Your goal: Print every entry word for word, but omit the pictures.

-- Start Given records --

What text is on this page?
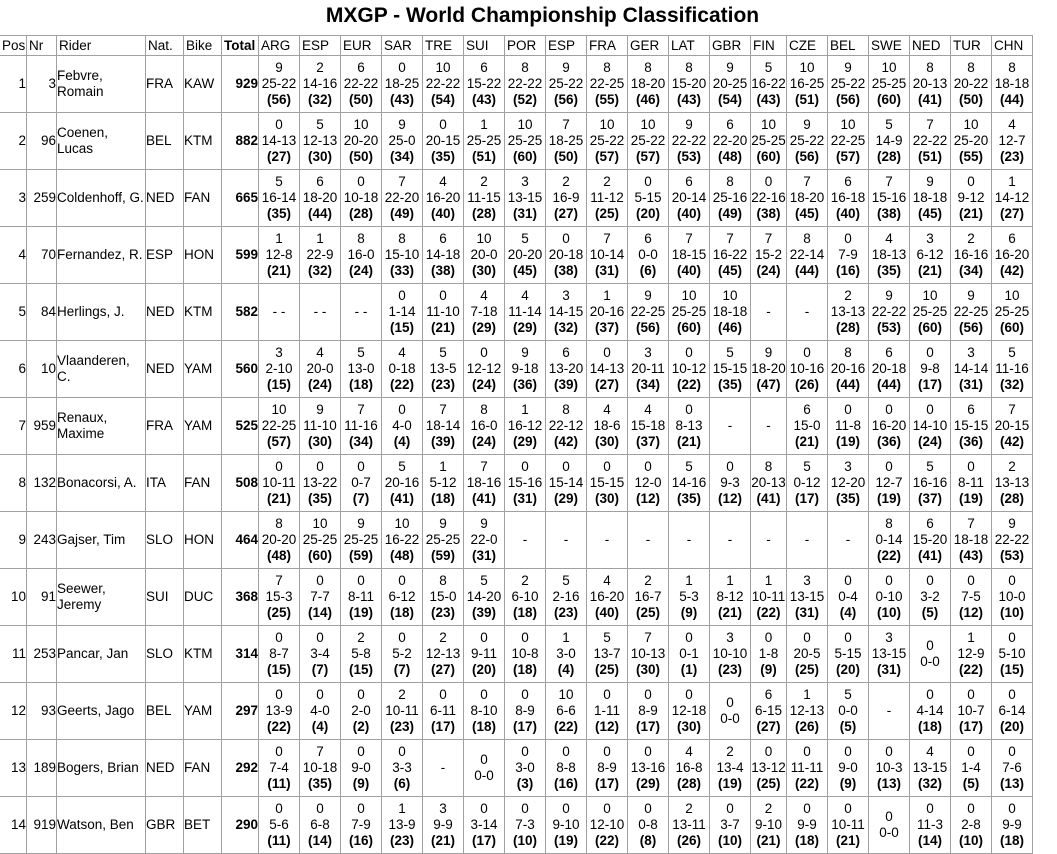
MXGP - World Championship Classification
Pos	Nr	Rider	Nat.	Bike	Total	ARG	ESP	EUR	SAR	TRE	SUI	POR	ESP	FRA	GER	LAT	GBR	FIN	CZE	BEL	SWE	NED	TUR	CHN
1	3	Febvre, Romain	FRA	KAW	929	9
25-22
(56)	2
14-16
(32)	6
22-22
(50)	0
18-25
(43)	10
22-22
(54)	6
15-22
(43)	8
22-22
(52)	9
25-22
(56)	8
22-25
(55)	8
18-20
(46)	8
15-20
(43)	9
20-25
(54)	5
16-22
(43)	10
16-25
(51)	9
25-22
(56)	10
25-25
(60)	8
20-13
(41)	8
20-22
(50)	8
18-18
(44)

2	96	Coenen, Lucas	BEL	KTM	882	0
14-13
(27)	5
12-13
(30)	10
20-20
(50)	9
25-0
(34)	0
20-15
(35)	1
25-25
(51)	10
25-25
(60)	7
18-25
(50)	10
25-22
(57)	10
25-22
(57)	9
22-22
(53)	6
22-20
(48)	10
25-25
(60)	9
25-22
(56)	10
22-25
(57)	5
14-9
(28)	7
22-22
(51)	10
25-20
(55)	4
12-7
(23)

3	259	Coldenhoff, G.	NED	FAN	665	5
16-14
(35)	6
18-20
(44)	0
10-18
(28)	7
22-20
(49)	4
16-20
(40)	2
11-15
(28)	3
13-15
(31)	2
16-9
(27)	2
11-12
(25)	0
5-15
(20)	6
20-14
(40)	8
25-16
(49)	0
22-16
(38)	7
18-20
(45)	6
16-18
(40)	7
15-16
(38)	9
18-18
(45)	0
9-12
(21)	1
14-12
(27)

4	70	Fernandez, R.	ESP	HON	599	1
12-8
(21)	1
22-9
(32)	8
16-0
(24)	8
15-10
(33)	6
14-18
(38)	10
20-0
(30)	5
20-20
(45)	0
20-18
(38)	7
10-14
(31)	6
0-0
(6)	7
18-15
(40)	7
16-22
(45)	7
15-2
(24)	8
22-14
(44)	0
7-9
(16)	4
18-13
(35)	3
6-12
(21)	2
16-16
(34)	6
16-20
(42)

5	84	Herlings, J.	NED	KTM	582	- -	- -	- -	0
1-14
(15)	0
11-10
(21)	4
7-18
(29)	4
11-14
(29)	3
14-15
(32)	1
20-16
(37)	9
22-25
(56)	10
25-25
(60)	10
18-18
(46)	-	-	2
13-13
(28)	9
22-22
(53)	10
25-25
(60)	9
22-25
(56)	10
25-25
(60)

6	10	Vlaanderen, C.	NED	YAM	560	3
2-10
(15)	4
20-0
(24)	5
13-0
(18)	4
0-18
(22)	5
13-5
(23)	0
12-12
(24)	9
9-18
(36)	6
13-20
(39)	0
14-13
(27)	3
20-11
(34)	0
10-12
(22)	5
15-15
(35)	9
18-20
(47)	0
10-16
(26)	8
20-16
(44)	6
20-18
(44)	0
9-8
(17)	3
14-14
(31)	5
11-16
(32)

7	959	Renaux, Maxime	FRA	YAM	525	10
22-25
(57)	9
11-10
(30)	7
11-16
(34)	0
4-0
(4)	7
18-14
(39)	8
16-0
(24)	1
16-12
(29)	8
22-12
(42)	4
18-6
(30)	4
15-18
(37)	0
8-13
(21)	-	-	6
15-0
(21)	0
11-8
(19)	0
16-20
(36)	0
14-10
(24)	6
15-15
(36)	7
20-15
(42)

8	132	Bonacorsi, A.	ITA	FAN	508	0
10-11
(21)	0
13-22
(35)	0
0-7
(7)	5
20-16
(41)	1
5-12
(18)	7
18-16
(41)	0
15-16
(31)	0
15-14
(29)	0
15-15
(30)	0
12-0
(12)	5
14-16
(35)	0
9-3
(12)	8
20-13
(41)	5
0-12
(17)	3
12-20
(35)	0
12-7
(19)	5
16-16
(37)	0
8-11
(19)	2
13-13
(28)

9	243	Gajser, Tim	SLO	HON	464	8
20-20
(48)	10
25-25
(60)	9
25-25
(59)	10
16-22
(48)	9
25-25
(59)	9
22-0
(31)	-	-	-	-	-	-	-	-	-	8
0-14
(22)	6
15-20
(41)	7
18-18
(43)	9
22-22
(53)

10	91	Seewer, Jeremy	SUI	DUC	368	7
15-3
(25)	0
7-7
(14)	0
8-11
(19)	0
6-12
(18)	8
15-0
(23)	5
14-20
(39)	2
6-10
(18)	5
2-16
(23)	4
16-20
(40)	2
16-7
(25)	1
5-3
(9)	1
8-12
(21)	1
10-11
(22)	3
13-15
(31)	0
0-4
(4)	0
0-10
(10)	0
3-2
(5)	0
7-5
(12)	0
10-0
(10)

11	253	Pancar, Jan	SLO	KTM	314	0
8-7
(15)	0
3-4
(7)	2
5-8
(15)	0
5-2
(7)	2
12-13
(27)	0
9-11
(20)	0
10-8
(18)	1
3-0
(4)	5
13-7
(25)	7
10-13
(30)	0
0-1
(1)	3
10-10
(23)	0
1-8
(9)	0
20-5
(25)	0
5-15
(20)	3
13-15
(31)	0
0-0	1
12-9
(22)	0
5-10
(15)

12	93	Geerts, Jago	BEL	YAM	297	0
13-9
(22)	0
4-0
(4)	0
2-0
(2)	2
10-11
(23)	0
6-11
(17)	0
8-10
(18)	0
8-9
(17)	10
6-6
(22)	0
1-11
(12)	0
8-9
(17)	0
12-18
(30)	0
0-0	6
6-15
(27)	1
12-13
(26)	5
0-0
(5)	-	0
4-14
(18)	0
10-7
(17)	0
6-14
(20)

13	189	Bogers, Brian	NED	FAN	292	0
7-4
(11)	7
10-18
(35)	0
9-0
(9)	0
3-3
(6)	-	0
0-0	0
3-0
(3)	0
8-8
(16)	0
8-9
(17)	0
13-16
(29)	4
16-8
(28)	2
13-4
(19)	0
13-12
(25)	0
11-11
(22)	0
9-0
(9)	0
10-3
(13)	4
13-15
(32)	0
1-4
(5)	0
7-6
(13)

14	919	Watson, Ben	GBR	BET	290	0
5-6
(11)	0
6-8
(14)	0
7-9
(16)	1
13-9
(23)	3
9-9
(21)	0
3-14
(17)	0
7-3
(10)	0
9-10
(19)	0
12-10
(22)	0
0-8
(8)	2
13-11
(26)	0
3-7
(10)	2
9-10
(21)	0
9-9
(18)	0
10-11
(21)	0
0-0	0
11-3
(14)	0
2-8
(10)	0
9-9
(18)
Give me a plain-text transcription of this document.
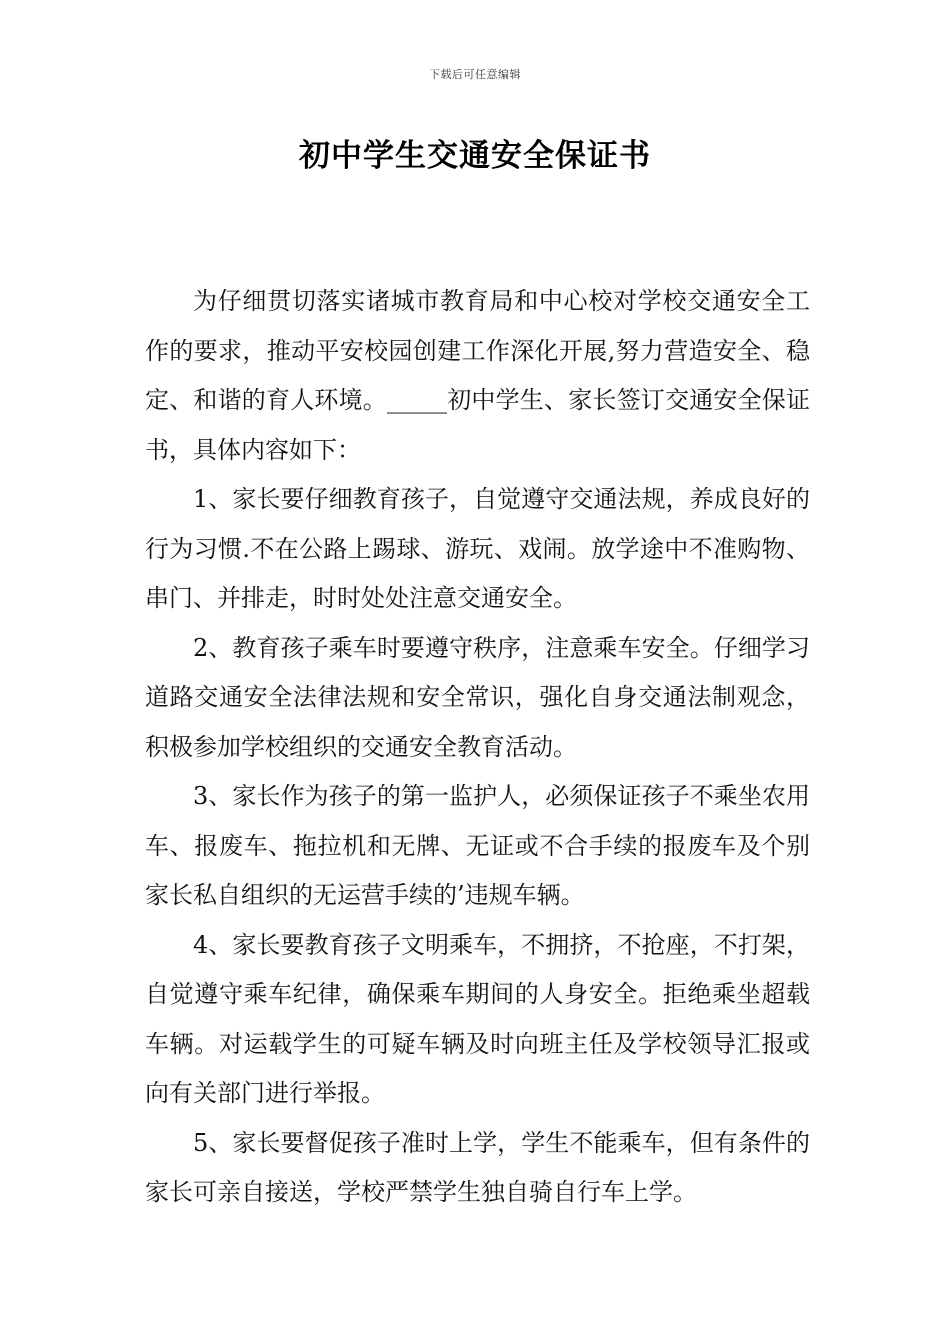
下载后可任意编辑
初中学生交通安全保证书

为仔细贯切落实诸城市教育局和中心校对学校交通安全工作的要求，推动平安校园创建工作深化开展,努力营造安全、稳定、和谐的育人环境。_____初中学生、家长签订交通安全保证书，具体内容如下：

1、家长要仔细教育孩子，自觉遵守交通法规，养成良好的行为习惯.不在公路上踢球、游玩、戏闹。放学途中不准购物、串门、并排走，时时处处注意交通安全。

2、教育孩子乘车时要遵守秩序，注意乘车安全。仔细学习道路交通安全法律法规和安全常识，强化自身交通法制观念，积极参加学校组织的交通安全教育活动。

3、家长作为孩子的第一监护人，必须保证孩子不乘坐农用车、报废车、拖拉机和无牌、无证或不合手续的报废车及个别家长私自组织的无运营手续的’违规车辆。

4、家长要教育孩子文明乘车，不拥挤，不抢座，不打架，自觉遵守乘车纪律，确保乘车期间的人身安全。拒绝乘坐超载车辆。对运载学生的可疑车辆及时向班主任及学校领导汇报或向有关部门进行举报。

5、家长要督促孩子准时上学，学生不能乘车，但有条件的家长可亲自接送，学校严禁学生独自骑自行车上学。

-- End Given records --

Exercise response:
What text is on this page?
MXGP - World Championship Classification
Pos	Nr	Rider	Nat.	Bike	Total	ARG	ESP	EUR	SAR	TRE	SUI	POR	ESP	FRA	GER	LAT	GBR	FIN	CZE	BEL	SWE	NED	TUR	CHN
1	3	Febvre, Romain	FRA	KAW	929	9
25-22
(56)	2
14-16
(32)	6
22-22
(50)	0
18-25
(43)	10
22-22
(54)	6
15-22
(43)	8
22-22
(52)	9
25-22
(56)	8
22-25
(55)	8
18-20
(46)	8
15-20
(43)	9
20-25
(54)	5
16-22
(43)	10
16-25
(51)	9
25-22
(56)	10
25-25
(60)	8
20-13
(41)	8
20-22
(50)	8
18-18
(44)

2	96	Coenen, Lucas	BEL	KTM	882	0
14-13
(27)	5
12-13
(30)	10
20-20
(50)	9
25-0
(34)	0
20-15
(35)	1
25-25
(51)	10
25-25
(60)	7
18-25
(50)	10
25-22
(57)	10
25-22
(57)	9
22-22
(53)	6
22-20
(48)	10
25-25
(60)	9
25-22
(56)	10
22-25
(57)	5
14-9
(28)	7
22-22
(51)	10
25-20
(55)	4
12-7
(23)

3	259	Coldenhoff, G.	NED	FAN	665	5
16-14
(35)	6
18-20
(44)	0
10-18
(28)	7
22-20
(49)	4
16-20
(40)	2
11-15
(28)	3
13-15
(31)	2
16-9
(27)	2
11-12
(25)	0
5-15
(20)	6
20-14
(40)	8
25-16
(49)	0
22-16
(38)	7
18-20
(45)	6
16-18
(40)	7
15-16
(38)	9
18-18
(45)	0
9-12
(21)	1
14-12
(27)

4	70	Fernandez, R.	ESP	HON	599	1
12-8
(21)	1
22-9
(32)	8
16-0
(24)	8
15-10
(33)	6
14-18
(38)	10
20-0
(30)	5
20-20
(45)	0
20-18
(38)	7
10-14
(31)	6
0-0
(6)	7
18-15
(40)	7
16-22
(45)	7
15-2
(24)	8
22-14
(44)	0
7-9
(16)	4
18-13
(35)	3
6-12
(21)	2
16-16
(34)	6
16-20
(42)

5	84	Herlings, J.	NED	KTM	582	- -	- -	- -	0
1-14
(15)	0
11-10
(21)	4
7-18
(29)	4
11-14
(29)	3
14-15
(32)	1
20-16
(37)	9
22-25
(56)	10
25-25
(60)	10
18-18
(46)	-	-	2
13-13
(28)	9
22-22
(53)	10
25-25
(60)	9
22-25
(56)	10
25-25
(60)

6	10	Vlaanderen, C.	NED	YAM	560	3
2-10
(15)	4
20-0
(24)	5
13-0
(18)	4
0-18
(22)	5
13-5
(23)	0
12-12
(24)	9
9-18
(36)	6
13-20
(39)	0
14-13
(27)	3
20-11
(34)	0
10-12
(22)	5
15-15
(35)	9
18-20
(47)	0
10-16
(26)	8
20-16
(44)	6
20-18
(44)	0
9-8
(17)	3
14-14
(31)	5
11-16
(32)

7	959	Renaux, Maxime	FRA	YAM	525	10
22-25
(57)	9
11-10
(30)	7
11-16
(34)	0
4-0
(4)	7
18-14
(39)	8
16-0
(24)	1
16-12
(29)	8
22-12
(42)	4
18-6
(30)	4
15-18
(37)	0
8-13
(21)	-	-	6
15-0
(21)	0
11-8
(19)	0
16-20
(36)	0
14-10
(24)	6
15-15
(36)	7
20-15
(42)

8	132	Bonacorsi, A.	ITA	FAN	508	0
10-11
(21)	0
13-22
(35)	0
0-7
(7)	5
20-16
(41)	1
5-12
(18)	7
18-16
(41)	0
15-16
(31)	0
15-14
(29)	0
15-15
(30)	0
12-0
(12)	5
14-16
(35)	0
9-3
(12)	8
20-13
(41)	5
0-12
(17)	3
12-20
(35)	0
12-7
(19)	5
16-16
(37)	0
8-11
(19)	2
13-13
(28)

9	243	Gajser, Tim	SLO	HON	464	8
20-20
(48)	10
25-25
(60)	9
25-25
(59)	10
16-22
(48)	9
25-25
(59)	9
22-0
(31)	-	-	-	-	-	-	-	-	-	8
0-14
(22)	6
15-20
(41)	7
18-18
(43)	9
22-22
(53)

10	91	Seewer, Jeremy	SUI	DUC	368	7
15-3
(25)	0
7-7
(14)	0
8-11
(19)	0
6-12
(18)	8
15-0
(23)	5
14-20
(39)	2
6-10
(18)	5
2-16
(23)	4
16-20
(40)	2
16-7
(25)	1
5-3
(9)	1
8-12
(21)	1
10-11
(22)	3
13-15
(31)	0
0-4
(4)	0
0-10
(10)	0
3-2
(5)	0
7-5
(12)	0
10-0
(10)

11	253	Pancar, Jan	SLO	KTM	314	0
8-7
(15)	0
3-4
(7)	2
5-8
(15)	0
5-2
(7)	2
12-13
(27)	0
9-11
(20)	0
10-8
(18)	1
3-0
(4)	5
13-7
(25)	7
10-13
(30)	0
0-1
(1)	3
10-10
(23)	0
1-8
(9)	0
20-5
(25)	0
5-15
(20)	3
13-15
(31)	0
0-0	1
12-9
(22)	0
5-10
(15)

12	93	Geerts, Jago	BEL	YAM	297	0
13-9
(22)	0
4-0
(4)	0
2-0
(2)	2
10-11
(23)	0
6-11
(17)	0
8-10
(18)	0
8-9
(17)	10
6-6
(22)	0
1-11
(12)	0
8-9
(17)	0
12-18
(30)	0
0-0	6
6-15
(27)	1
12-13
(26)	5
0-0
(5)	-	0
4-14
(18)	0
10-7
(17)	0
6-14
(20)

13	189	Bogers, Brian	NED	FAN	292	0
7-4
(11)	7
10-18
(35)	0
9-0
(9)	0
3-3
(6)	-	0
0-0	0
3-0
(3)	0
8-8
(16)	0
8-9
(17)	0
13-16
(29)	4
16-8
(28)	2
13-4
(19)	0
13-12
(25)	0
11-11
(22)	0
9-0
(9)	0
10-3
(13)	4
13-15
(32)	0
1-4
(5)	0
7-6
(13)

14	919	Watson, Ben	GBR	BET	290	0
5-6
(11)	0
6-8
(14)	0
7-9
(16)	1
13-9
(23)	3
9-9
(21)	0
3-14
(17)	0
7-3
(10)	0
9-10
(19)	0
12-10
(22)	0
0-8
(8)	2
13-11
(26)	0
3-7
(10)	2
9-10
(21)	0
9-9
(18)	0
10-11
(21)	0
0-0	0
11-3
(14)	0
2-8
(10)	0
9-9
(18)
Give me a plain-text transcription of this document.
下载后可任意编辑
初中学生交通安全保证书

为仔细贯切落实诸城市教育局和中心校对学校交通安全工作的要求，推动平安校园创建工作深化开展,努力营造安全、稳定、和谐的育人环境。_____初中学生、家长签订交通安全保证书，具体内容如下：

1、家长要仔细教育孩子，自觉遵守交通法规，养成良好的行为习惯.不在公路上踢球、游玩、戏闹。放学途中不准购物、串门、并排走，时时处处注意交通安全。

2、教育孩子乘车时要遵守秩序，注意乘车安全。仔细学习道路交通安全法律法规和安全常识，强化自身交通法制观念，积极参加学校组织的交通安全教育活动。

3、家长作为孩子的第一监护人，必须保证孩子不乘坐农用车、报废车、拖拉机和无牌、无证或不合手续的报废车及个别家长私自组织的无运营手续的’违规车辆。

4、家长要教育孩子文明乘车，不拥挤，不抢座，不打架，自觉遵守乘车纪律，确保乘车期间的人身安全。拒绝乘坐超载车辆。对运载学生的可疑车辆及时向班主任及学校领导汇报或向有关部门进行举报。

5、家长要督促孩子准时上学，学生不能乘车，但有条件的家长可亲自接送，学校严禁学生独自骑自行车上学。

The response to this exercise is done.